— Task description —
Your task is to extract every line from the material below exactly.

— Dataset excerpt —
===============
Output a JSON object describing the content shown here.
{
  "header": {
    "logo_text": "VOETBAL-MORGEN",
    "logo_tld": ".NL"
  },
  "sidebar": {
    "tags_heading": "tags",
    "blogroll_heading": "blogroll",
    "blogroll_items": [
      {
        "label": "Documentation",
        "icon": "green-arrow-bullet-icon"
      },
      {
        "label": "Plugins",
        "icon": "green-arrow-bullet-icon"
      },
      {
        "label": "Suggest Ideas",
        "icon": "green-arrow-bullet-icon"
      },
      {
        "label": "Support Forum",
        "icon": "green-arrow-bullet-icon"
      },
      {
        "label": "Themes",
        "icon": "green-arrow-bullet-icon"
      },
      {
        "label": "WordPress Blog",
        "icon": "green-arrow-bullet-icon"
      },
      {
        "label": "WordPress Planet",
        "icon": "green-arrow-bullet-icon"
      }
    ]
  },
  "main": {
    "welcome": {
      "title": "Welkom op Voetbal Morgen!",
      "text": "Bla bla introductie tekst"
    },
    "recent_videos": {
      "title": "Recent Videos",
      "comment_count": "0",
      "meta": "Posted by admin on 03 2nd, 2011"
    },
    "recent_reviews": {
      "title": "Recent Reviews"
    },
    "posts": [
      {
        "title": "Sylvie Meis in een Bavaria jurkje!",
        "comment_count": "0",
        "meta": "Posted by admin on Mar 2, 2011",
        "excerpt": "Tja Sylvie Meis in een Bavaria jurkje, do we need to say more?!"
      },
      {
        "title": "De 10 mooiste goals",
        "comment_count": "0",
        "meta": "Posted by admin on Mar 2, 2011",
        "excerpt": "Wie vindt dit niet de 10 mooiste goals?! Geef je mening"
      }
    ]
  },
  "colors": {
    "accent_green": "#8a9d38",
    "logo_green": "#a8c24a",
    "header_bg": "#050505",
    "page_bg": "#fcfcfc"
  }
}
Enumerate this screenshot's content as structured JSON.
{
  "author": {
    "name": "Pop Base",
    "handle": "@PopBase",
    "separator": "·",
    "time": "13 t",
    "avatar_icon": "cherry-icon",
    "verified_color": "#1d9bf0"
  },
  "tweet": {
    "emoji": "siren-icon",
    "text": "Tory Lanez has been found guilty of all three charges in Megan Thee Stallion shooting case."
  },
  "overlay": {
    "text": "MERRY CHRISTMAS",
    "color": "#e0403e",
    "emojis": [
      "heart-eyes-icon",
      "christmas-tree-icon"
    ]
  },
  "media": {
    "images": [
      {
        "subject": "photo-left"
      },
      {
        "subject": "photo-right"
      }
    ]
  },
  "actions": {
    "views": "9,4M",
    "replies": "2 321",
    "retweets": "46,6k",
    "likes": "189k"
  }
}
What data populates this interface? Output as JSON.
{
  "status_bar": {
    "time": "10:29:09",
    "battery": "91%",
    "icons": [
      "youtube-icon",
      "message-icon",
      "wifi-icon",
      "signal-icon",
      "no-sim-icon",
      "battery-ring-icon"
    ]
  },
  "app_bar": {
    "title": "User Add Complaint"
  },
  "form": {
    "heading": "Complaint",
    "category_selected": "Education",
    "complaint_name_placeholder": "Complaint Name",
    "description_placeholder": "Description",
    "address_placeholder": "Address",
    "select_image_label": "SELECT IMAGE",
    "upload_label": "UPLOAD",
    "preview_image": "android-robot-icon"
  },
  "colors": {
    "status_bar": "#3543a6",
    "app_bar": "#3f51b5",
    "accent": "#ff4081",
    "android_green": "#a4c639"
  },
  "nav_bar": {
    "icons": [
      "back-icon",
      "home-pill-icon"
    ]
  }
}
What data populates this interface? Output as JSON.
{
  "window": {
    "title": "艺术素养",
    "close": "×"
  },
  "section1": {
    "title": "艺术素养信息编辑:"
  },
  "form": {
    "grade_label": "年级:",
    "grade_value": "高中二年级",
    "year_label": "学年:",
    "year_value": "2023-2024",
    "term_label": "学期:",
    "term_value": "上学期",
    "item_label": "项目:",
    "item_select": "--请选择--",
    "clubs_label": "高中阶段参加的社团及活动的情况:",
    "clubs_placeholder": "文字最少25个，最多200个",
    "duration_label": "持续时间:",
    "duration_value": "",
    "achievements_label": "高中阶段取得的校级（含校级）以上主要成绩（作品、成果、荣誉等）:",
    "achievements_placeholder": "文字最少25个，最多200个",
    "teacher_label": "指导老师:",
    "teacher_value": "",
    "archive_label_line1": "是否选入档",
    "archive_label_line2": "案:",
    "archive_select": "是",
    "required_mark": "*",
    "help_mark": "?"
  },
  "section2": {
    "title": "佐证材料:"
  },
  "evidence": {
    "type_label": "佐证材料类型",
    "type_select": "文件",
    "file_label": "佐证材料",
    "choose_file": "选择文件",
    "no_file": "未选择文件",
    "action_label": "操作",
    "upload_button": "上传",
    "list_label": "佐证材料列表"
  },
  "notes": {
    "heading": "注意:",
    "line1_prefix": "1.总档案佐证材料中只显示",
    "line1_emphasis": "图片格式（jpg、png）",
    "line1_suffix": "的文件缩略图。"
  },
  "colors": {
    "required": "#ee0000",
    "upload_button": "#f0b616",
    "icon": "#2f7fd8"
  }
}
===============
— Worked answer —
Output a JSON object describing the content shown here.
{
  "header": {
    "logo_text": "VOETBAL-MORGEN",
    "logo_tld": ".NL"
  },
  "sidebar": {
    "tags_heading": "tags",
    "blogroll_heading": "blogroll",
    "blogroll_items": [
      {
        "label": "Documentation",
        "icon": "green-arrow-bullet-icon"
      },
      {
        "label": "Plugins",
        "icon": "green-arrow-bullet-icon"
      },
      {
        "label": "Suggest Ideas",
        "icon": "green-arrow-bullet-icon"
      },
      {
        "label": "Support Forum",
        "icon": "green-arrow-bullet-icon"
      },
      {
        "label": "Themes",
        "icon": "green-arrow-bullet-icon"
      },
      {
        "label": "WordPress Blog",
        "icon": "green-arrow-bullet-icon"
      },
      {
        "label": "WordPress Planet",
        "icon": "green-arrow-bullet-icon"
      }
    ]
  },
  "main": {
    "welcome": {
      "title": "Welkom op Voetbal Morgen!",
      "text": "Bla bla introductie tekst"
    },
    "recent_videos": {
      "title": "Recent Videos",
      "comment_count": "0",
      "meta": "Posted by admin on 03 2nd, 2011"
    },
    "recent_reviews": {
      "title": "Recent Reviews"
    },
    "posts": [
      {
        "title": "Sylvie Meis in een Bavaria jurkje!",
        "comment_count": "0",
        "meta": "Posted by admin on Mar 2, 2011",
        "excerpt": "Tja Sylvie Meis in een Bavaria jurkje, do we need to say more?!"
      },
      {
        "title": "De 10 mooiste goals",
        "comment_count": "0",
        "meta": "Posted by admin on Mar 2, 2011",
        "excerpt": "Wie vindt dit niet de 10 mooiste goals?! Geef je mening"
      }
    ]
  },
  "colors": {
    "accent_green": "#8a9d38",
    "logo_green": "#a8c24a",
    "header_bg": "#050505",
    "page_bg": "#fcfcfc"
  }
}
Enumerate this screenshot's content as structured JSON.
{
  "author": {
    "name": "Pop Base",
    "handle": "@PopBase",
    "separator": "·",
    "time": "13 t",
    "avatar_icon": "cherry-icon",
    "verified_color": "#1d9bf0"
  },
  "tweet": {
    "emoji": "siren-icon",
    "text": "Tory Lanez has been found guilty of all three charges in Megan Thee Stallion shooting case."
  },
  "overlay": {
    "text": "MERRY CHRISTMAS",
    "color": "#e0403e",
    "emojis": [
      "heart-eyes-icon",
      "christmas-tree-icon"
    ]
  },
  "media": {
    "images": [
      {
        "subject": "photo-left"
      },
      {
        "subject": "photo-right"
      }
    ]
  },
  "actions": {
    "views": "9,4M",
    "replies": "2 321",
    "retweets": "46,6k",
    "likes": "189k"
  }
}
What data populates this interface? Output as JSON.
{
  "status_bar": {
    "time": "10:29:09",
    "battery": "91%",
    "icons": [
      "youtube-icon",
      "message-icon",
      "wifi-icon",
      "signal-icon",
      "no-sim-icon",
      "battery-ring-icon"
    ]
  },
  "app_bar": {
    "title": "User Add Complaint"
  },
  "form": {
    "heading": "Complaint",
    "category_selected": "Education",
    "complaint_name_placeholder": "Complaint Name",
    "description_placeholder": "Description",
    "address_placeholder": "Address",
    "select_image_label": "SELECT IMAGE",
    "upload_label": "UPLOAD",
    "preview_image": "android-robot-icon"
  },
  "colors": {
    "status_bar": "#3543a6",
    "app_bar": "#3f51b5",
    "accent": "#ff4081",
    "android_green": "#a4c639"
  },
  "nav_bar": {
    "icons": [
      "back-icon",
      "home-pill-icon"
    ]
  }
}
What data populates this interface? Output as JSON.
{
  "window": {
    "title": "艺术素养",
    "close": "×"
  },
  "section1": {
    "title": "艺术素养信息编辑:"
  },
  "form": {
    "grade_label": "年级:",
    "grade_value": "高中二年级",
    "year_label": "学年:",
    "year_value": "2023-2024",
    "term_label": "学期:",
    "term_value": "上学期",
    "item_label": "项目:",
    "item_select": "--请选择--",
    "clubs_label": "高中阶段参加的社团及活动的情况:",
    "clubs_placeholder": "文字最少25个，最多200个",
    "duration_label": "持续时间:",
    "duration_value": "",
    "achievements_label": "高中阶段取得的校级（含校级）以上主要成绩（作品、成果、荣誉等）:",
    "achievements_placeholder": "文字最少25个，最多200个",
    "teacher_label": "指导老师:",
    "teacher_value": "",
    "archive_label_line1": "是否选入档",
    "archive_label_line2": "案:",
    "archive_select": "是",
    "required_mark": "*",
    "help_mark": "?"
  },
  "section2": {
    "title": "佐证材料:"
  },
  "evidence": {
    "type_label": "佐证材料类型",
    "type_select": "文件",
    "file_label": "佐证材料",
    "choose_file": "选择文件",
    "no_file": "未选择文件",
    "action_label": "操作",
    "upload_button": "上传",
    "list_label": "佐证材料列表"
  },
  "notes": {
    "heading": "注意:",
    "line1_prefix": "1.总档案佐证材料中只显示",
    "line1_emphasis": "图片格式（jpg、png）",
    "line1_suffix": "的文件缩略图。"
  },
  "colors": {
    "required": "#ee0000",
    "upload_button": "#f0b616",
    "icon": "#2f7fd8"
  }
}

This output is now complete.